● REQUIREMENT
How many of the lines below contain "manage"? Answer with that number alone.

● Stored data
========================================

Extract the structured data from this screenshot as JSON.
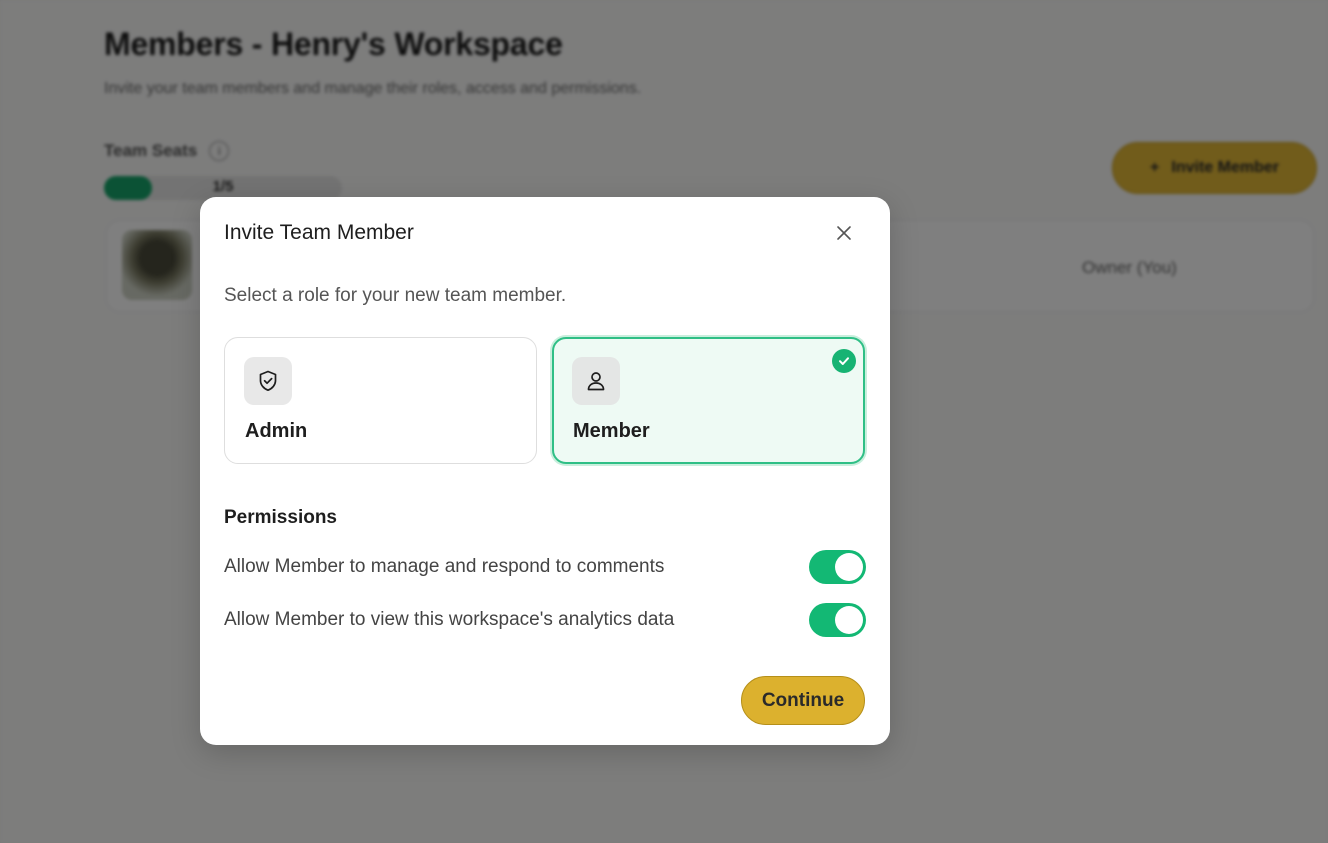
{
  "background": {
    "title": "Members - Henry's Workspace",
    "subtitle": "Invite your team members and manage their roles, access and permissions.",
    "seats_label": "Team Seats",
    "seats_info_icon": "info-icon",
    "seats_count": "1/5",
    "seats_used_fraction": 0.2,
    "invite_button_label": "Invite Member",
    "invite_button_icon": "plus-icon",
    "member_role": "Owner (You)"
  },
  "modal": {
    "title": "Invite Team Member",
    "close_icon": "close-icon",
    "description": "Select a role for your new team member.",
    "roles": [
      {
        "label": "Admin",
        "icon": "shield-check-icon",
        "selected": false
      },
      {
        "label": "Member",
        "icon": "user-icon",
        "selected": true
      }
    ],
    "permissions_heading": "Permissions",
    "permissions": [
      {
        "label": "Allow Member to manage and respond to comments",
        "enabled": true
      },
      {
        "label": "Allow Member to view this workspace's analytics data",
        "enabled": true
      }
    ],
    "continue_label": "Continue"
  },
  "colors": {
    "accent_green": "#13b874",
    "button_yellow": "#dcb12e",
    "selected_card_bg": "#eefaf4"
  }
}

========================================

● ANSWER TO THE TASK
2